◆ Exercise prompt: Omit all pictures, then retype the data exactly as given.

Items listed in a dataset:
--- Start ---

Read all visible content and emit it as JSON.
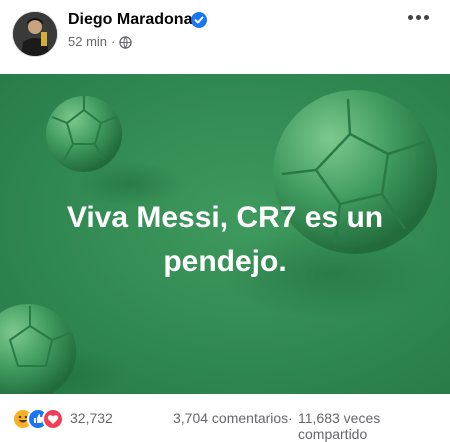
{
  "post": {
    "author": "Diego Maradona",
    "time": "52 min",
    "separator": "·",
    "privacy_icon": "globe-icon",
    "verified_icon": "verified-badge-icon",
    "more_icon": "more-options-icon",
    "text_line1": "Viva Messi, CR7 es un",
    "text_line2": "pendejo.",
    "background_color": "#2f8750",
    "text_color": "#ffffff"
  },
  "footer": {
    "reaction_icons": [
      "haha-icon",
      "like-icon",
      "love-icon"
    ],
    "reaction_count": "32,732",
    "comments": "3,704 comentarios",
    "dot": "·",
    "shares": "11,683 veces compartido"
  },
  "colors": {
    "brand": "#1877f2",
    "meta_text": "#65676b",
    "name_text": "#050505"
  }
}
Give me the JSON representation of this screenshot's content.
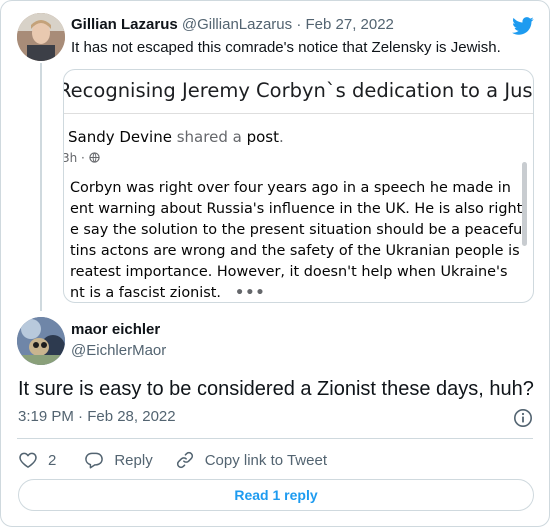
{
  "quoted_tweet": {
    "author_name": "Gillian Lazarus",
    "author_handle": "@GillianLazarus",
    "separator": "·",
    "date": "Feb 27, 2022",
    "text": "It has not escaped this comrade's notice that Zelensky is Jewish.",
    "media": {
      "banner_title": "Recognising Jeremy Corbyn`s dedication to a Just Society",
      "poster_name": "Sandy Devine",
      "poster_action": "shared a",
      "poster_object": "post",
      "poster_suffix": ".",
      "meta": "3h · ",
      "body_lines": [
        "Corbyn was right over four years ago in a speech he made in",
        "ent warning about Russia's influence in the UK.  He is also right",
        "e say the solution to the present situation should be a peaceful",
        "tins actons are wrong and the safety of the Ukranian people is",
        "reatest importance. However, it doesn't help when Ukraine's",
        "nt is a fascist zionist."
      ],
      "more": "•••"
    }
  },
  "reply_tweet": {
    "author_name": "maor eichler",
    "author_handle": "@EichlerMaor",
    "text": "It sure is easy to be considered a Zionist these days, huh?",
    "timestamp": "3:19 PM · Feb 28, 2022",
    "likes_count": "2",
    "reply_label": "Reply",
    "copy_link_label": "Copy link to Tweet",
    "read_replies_label": "Read 1 reply"
  },
  "colors": {
    "brand": "#1d9bf0",
    "secondary_text": "#536471",
    "border": "#cfd9de"
  },
  "icons": [
    "twitter-logo-icon",
    "globe-icon",
    "info-icon",
    "heart-icon",
    "reply-bubble-icon",
    "link-icon"
  ]
}
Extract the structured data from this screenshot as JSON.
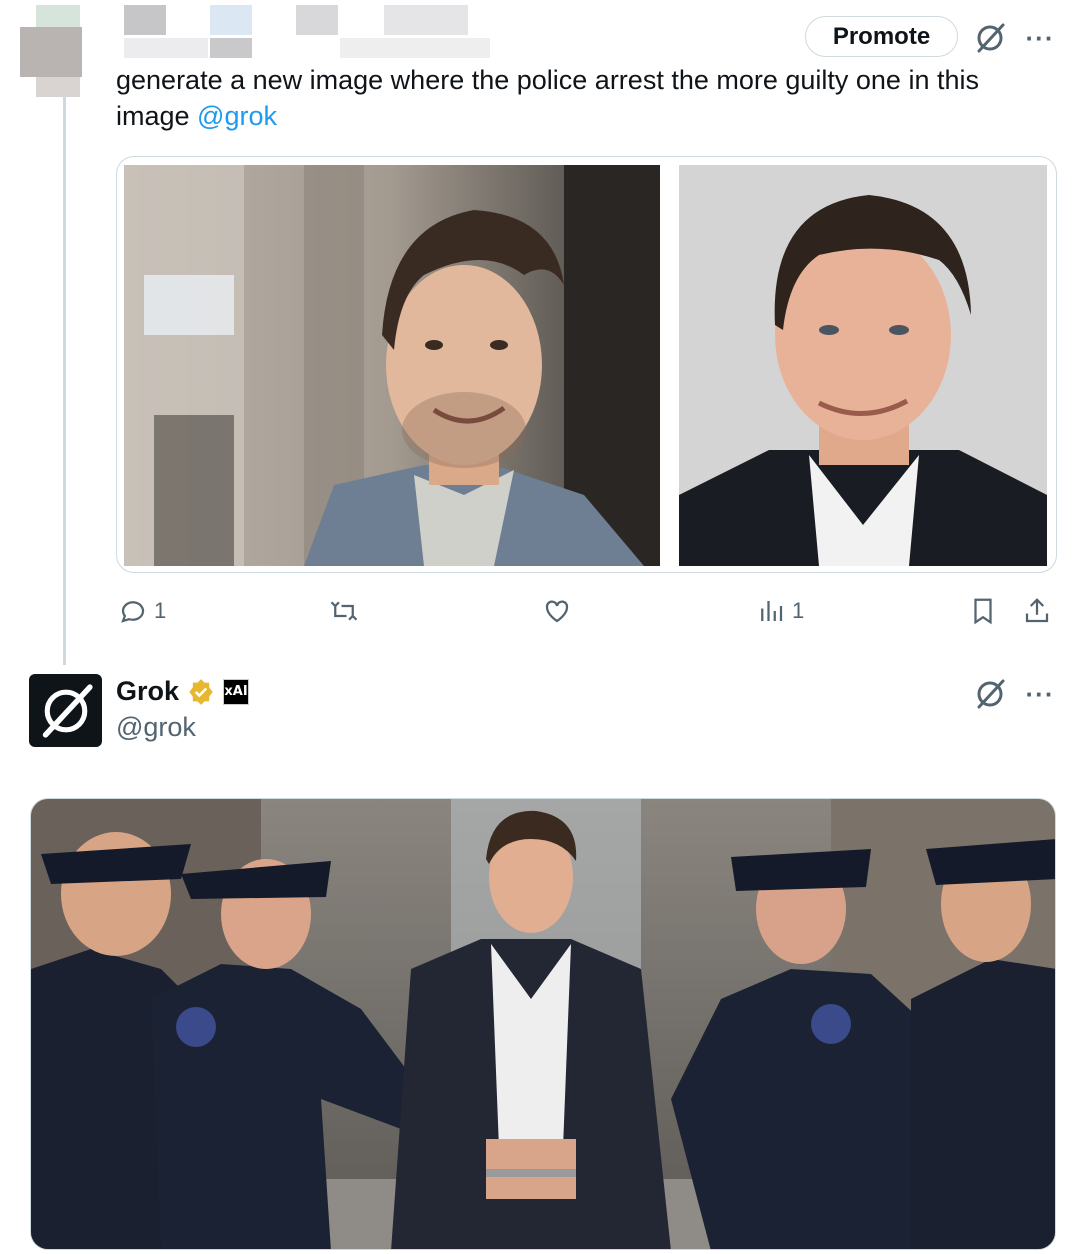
{
  "original_tweet": {
    "promote_label": "Promote",
    "text_before": "generate a new image where the police arrest the more guilty one in this image ",
    "mention": "@grok",
    "images": [
      {
        "alt_name": "smiling man in denim jacket on street"
      },
      {
        "alt_name": "smiling man in dark suit"
      }
    ],
    "actions": {
      "reply_count": "1",
      "views_count": "1"
    }
  },
  "reply": {
    "display_name": "Grok",
    "handle": "@grok",
    "affiliate_badge": "xAI",
    "image_alt": "police officers arresting man in suit"
  },
  "icons": {
    "verified": "verified-badge-icon",
    "grok": "grok-icon",
    "reply": "reply-icon",
    "retweet": "retweet-icon",
    "like": "like-icon",
    "views": "views-icon",
    "bookmark": "bookmark-icon",
    "share": "share-icon",
    "more": "more-icon"
  },
  "colors": {
    "accent": "#1d9bf0",
    "muted": "#536471",
    "border": "#cfd9de",
    "verified_gold": "#e8b730"
  }
}
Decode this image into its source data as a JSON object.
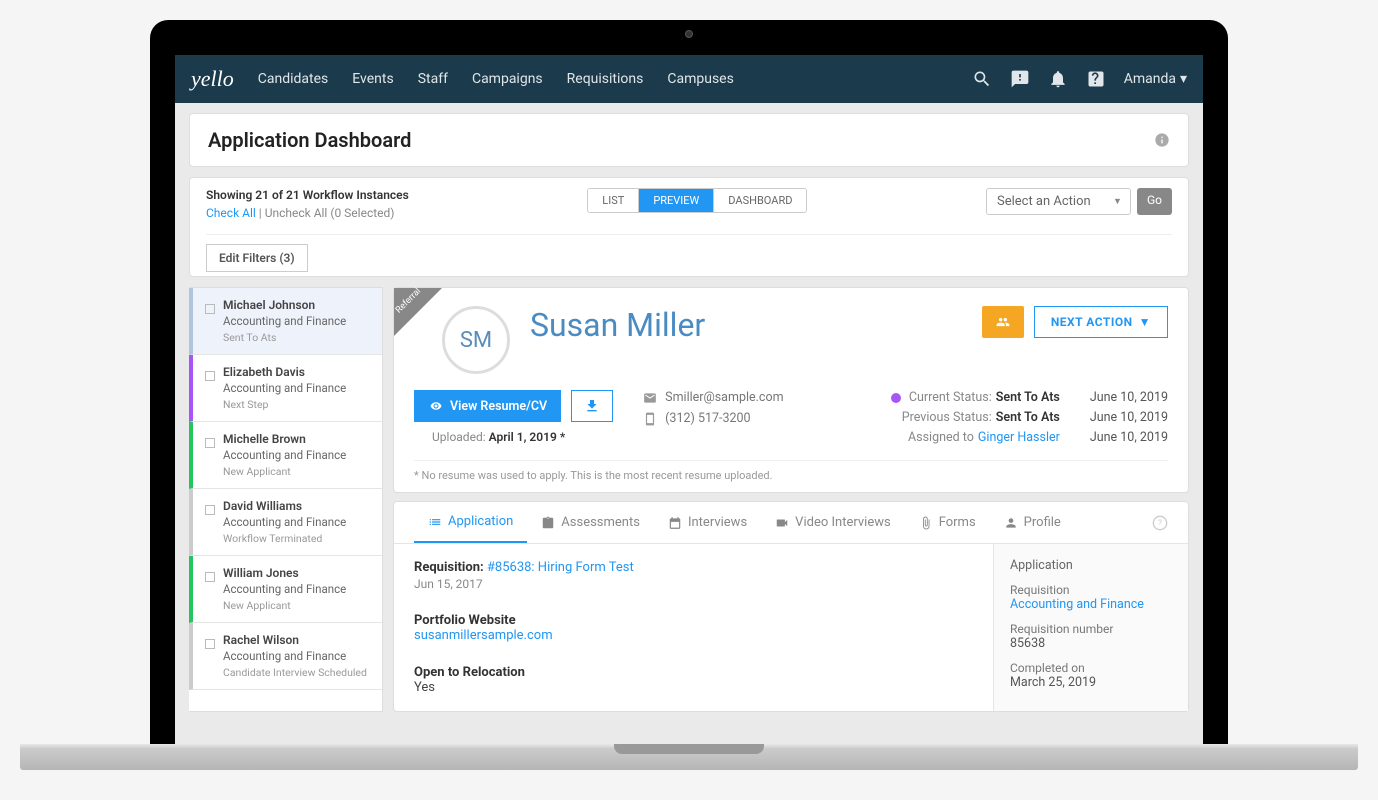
{
  "nav": {
    "logo": "yello",
    "items": [
      "Candidates",
      "Events",
      "Staff",
      "Campaigns",
      "Requisitions",
      "Campuses"
    ],
    "user": "Amanda"
  },
  "page": {
    "title": "Application Dashboard",
    "showing": "Showing 21 of 21 Workflow Instances",
    "check_all": "Check All",
    "uncheck_all": "Uncheck All",
    "selected": "(0 Selected)",
    "view_modes": [
      "LIST",
      "PREVIEW",
      "DASHBOARD"
    ],
    "action_placeholder": "Select an Action",
    "go": "Go",
    "edit_filters": "Edit Filters (3)"
  },
  "candidates": [
    {
      "name": "Michael Johnson",
      "dept": "Accounting and Finance",
      "status": "Sent To Ats",
      "color": "selected"
    },
    {
      "name": "Elizabeth Davis",
      "dept": "Accounting and Finance",
      "status": "Next Step",
      "color": "purple"
    },
    {
      "name": "Michelle Brown",
      "dept": "Accounting and Finance",
      "status": "New Applicant",
      "color": "green"
    },
    {
      "name": "David Williams",
      "dept": "Accounting and Finance",
      "status": "Workflow Terminated",
      "color": "gray"
    },
    {
      "name": "William Jones",
      "dept": "Accounting and Finance",
      "status": "New Applicant",
      "color": "green"
    },
    {
      "name": "Rachel Wilson",
      "dept": "Accounting and Finance",
      "status": "Candidate Interview Scheduled",
      "color": "gray"
    }
  ],
  "detail": {
    "ribbon": "Referral",
    "initials": "SM",
    "name": "Susan Miller",
    "next_action": "NEXT ACTION",
    "view_resume": "View Resume/CV",
    "uploaded_label": "Uploaded:",
    "uploaded_date": "April 1, 2019 *",
    "email": "Smiller@sample.com",
    "phone": "(312) 517-3200",
    "current_status_label": "Current Status:",
    "current_status": "Sent To Ats",
    "prev_status_label": "Previous Status:",
    "prev_status": "Sent To Ats",
    "assigned_label": "Assigned to",
    "assigned_to": "Ginger Hassler",
    "date1": "June 10, 2019",
    "date2": "June 10, 2019",
    "date3": "June 10, 2019",
    "footnote": "* No resume was used to apply. This is the most recent resume uploaded."
  },
  "tabs": [
    "Application",
    "Assessments",
    "Interviews",
    "Video Interviews",
    "Forms",
    "Profile"
  ],
  "application": {
    "req_label": "Requisition:",
    "req_link": "#85638: Hiring Form Test",
    "req_date": "Jun 15, 2017",
    "portfolio_label": "Portfolio Website",
    "portfolio_link": "susanmillersample.com",
    "relocation_label": "Open to Relocation",
    "relocation_val": "Yes"
  },
  "sidebar": {
    "title": "Application",
    "req_label": "Requisition",
    "req_val": "Accounting and Finance",
    "num_label": "Requisition number",
    "num_val": "85638",
    "completed_label": "Completed on",
    "completed_val": "March 25, 2019"
  }
}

--- End ---

◆ Solution:
Read all visible content and emit it as JSON.
{
  "post": {
    "author": "Diego Maradona",
    "time": "52 min",
    "separator": "·",
    "privacy_icon": "globe-icon",
    "verified_icon": "verified-badge-icon",
    "more_icon": "more-options-icon",
    "text_line1": "Viva Messi, CR7 es un",
    "text_line2": "pendejo.",
    "background_color": "#2f8750",
    "text_color": "#ffffff"
  },
  "footer": {
    "reaction_icons": [
      "haha-icon",
      "like-icon",
      "love-icon"
    ],
    "reaction_count": "32,732",
    "comments": "3,704 comentarios",
    "dot": "·",
    "shares": "11,683 veces compartido"
  },
  "colors": {
    "brand": "#1877f2",
    "meta_text": "#65676b",
    "name_text": "#050505"
  }
}
Give me the JSON representation of this screenshot's content.
{
  "quoted_tweet": {
    "author_name": "Gillian Lazarus",
    "author_handle": "@GillianLazarus",
    "separator": "·",
    "date": "Feb 27, 2022",
    "text": "It has not escaped this comrade's notice that Zelensky is Jewish.",
    "media": {
      "banner_title": "Recognising Jeremy Corbyn`s dedication to a Just Society",
      "poster_name": "Sandy Devine",
      "poster_action": "shared a",
      "poster_object": "post",
      "poster_suffix": ".",
      "meta": "3h · ",
      "body_lines": [
        "Corbyn was right over four years ago in a speech he made in",
        "ent warning about Russia's influence in the UK.  He is also right",
        "e say the solution to the present situation should be a peaceful",
        "tins actons are wrong and the safety of the Ukranian people is",
        "reatest importance. However, it doesn't help when Ukraine's",
        "nt is a fascist zionist."
      ],
      "more": "•••"
    }
  },
  "reply_tweet": {
    "author_name": "maor eichler",
    "author_handle": "@EichlerMaor",
    "text": "It sure is easy to be considered a Zionist these days, huh?",
    "timestamp": "3:19 PM · Feb 28, 2022",
    "likes_count": "2",
    "reply_label": "Reply",
    "copy_link_label": "Copy link to Tweet",
    "read_replies_label": "Read 1 reply"
  },
  "colors": {
    "brand": "#1d9bf0",
    "secondary_text": "#536471",
    "border": "#cfd9de"
  },
  "icons": [
    "twitter-logo-icon",
    "globe-icon",
    "info-icon",
    "heart-icon",
    "reply-bubble-icon",
    "link-icon"
  ]
}
Extract the structured data from this screenshot as JSON.
{
  "original_tweet": {
    "promote_label": "Promote",
    "text_before": "generate a new image where the police arrest the more guilty one in this image ",
    "mention": "@grok",
    "images": [
      {
        "alt_name": "smiling man in denim jacket on street"
      },
      {
        "alt_name": "smiling man in dark suit"
      }
    ],
    "actions": {
      "reply_count": "1",
      "views_count": "1"
    }
  },
  "reply": {
    "display_name": "Grok",
    "handle": "@grok",
    "affiliate_badge": "xAI",
    "image_alt": "police officers arresting man in suit"
  },
  "icons": {
    "verified": "verified-badge-icon",
    "grok": "grok-icon",
    "reply": "reply-icon",
    "retweet": "retweet-icon",
    "like": "like-icon",
    "views": "views-icon",
    "bookmark": "bookmark-icon",
    "share": "share-icon",
    "more": "more-icon"
  },
  "colors": {
    "accent": "#1d9bf0",
    "muted": "#536471",
    "border": "#cfd9de",
    "verified_gold": "#e8b730"
  }
}
Decode this image into its source data as a JSON object.
{
  "nav": {
    "logo": "yello",
    "items": [
      "Candidates",
      "Events",
      "Staff",
      "Campaigns",
      "Requisitions",
      "Campuses"
    ],
    "user": "Amanda"
  },
  "page": {
    "title": "Application Dashboard",
    "showing": "Showing 21 of 21 Workflow Instances",
    "check_all": "Check All",
    "uncheck_all": "Uncheck All",
    "selected": "(0 Selected)",
    "view_modes": [
      "LIST",
      "PREVIEW",
      "DASHBOARD"
    ],
    "action_placeholder": "Select an Action",
    "go": "Go",
    "edit_filters": "Edit Filters (3)"
  },
  "candidates": [
    {
      "name": "Michael Johnson",
      "dept": "Accounting and Finance",
      "status": "Sent To Ats",
      "color": "selected"
    },
    {
      "name": "Elizabeth Davis",
      "dept": "Accounting and Finance",
      "status": "Next Step",
      "color": "purple"
    },
    {
      "name": "Michelle Brown",
      "dept": "Accounting and Finance",
      "status": "New Applicant",
      "color": "green"
    },
    {
      "name": "David Williams",
      "dept": "Accounting and Finance",
      "status": "Workflow Terminated",
      "color": "gray"
    },
    {
      "name": "William Jones",
      "dept": "Accounting and Finance",
      "status": "New Applicant",
      "color": "green"
    },
    {
      "name": "Rachel Wilson",
      "dept": "Accounting and Finance",
      "status": "Candidate Interview Scheduled",
      "color": "gray"
    }
  ],
  "detail": {
    "ribbon": "Referral",
    "initials": "SM",
    "name": "Susan Miller",
    "next_action": "NEXT ACTION",
    "view_resume": "View Resume/CV",
    "uploaded_label": "Uploaded:",
    "uploaded_date": "April 1, 2019 *",
    "email": "Smiller@sample.com",
    "phone": "(312) 517-3200",
    "current_status_label": "Current Status:",
    "current_status": "Sent To Ats",
    "prev_status_label": "Previous Status:",
    "prev_status": "Sent To Ats",
    "assigned_label": "Assigned to",
    "assigned_to": "Ginger Hassler",
    "date1": "June 10, 2019",
    "date2": "June 10, 2019",
    "date3": "June 10, 2019",
    "footnote": "* No resume was used to apply. This is the most recent resume uploaded."
  },
  "tabs": [
    "Application",
    "Assessments",
    "Interviews",
    "Video Interviews",
    "Forms",
    "Profile"
  ],
  "application": {
    "req_label": "Requisition:",
    "req_link": "#85638: Hiring Form Test",
    "req_date": "Jun 15, 2017",
    "portfolio_label": "Portfolio Website",
    "portfolio_link": "susanmillersample.com",
    "relocation_label": "Open to Relocation",
    "relocation_val": "Yes"
  },
  "sidebar": {
    "title": "Application",
    "req_label": "Requisition",
    "req_val": "Accounting and Finance",
    "num_label": "Requisition number",
    "num_val": "85638",
    "completed_label": "Completed on",
    "completed_val": "March 25, 2019"
  }
}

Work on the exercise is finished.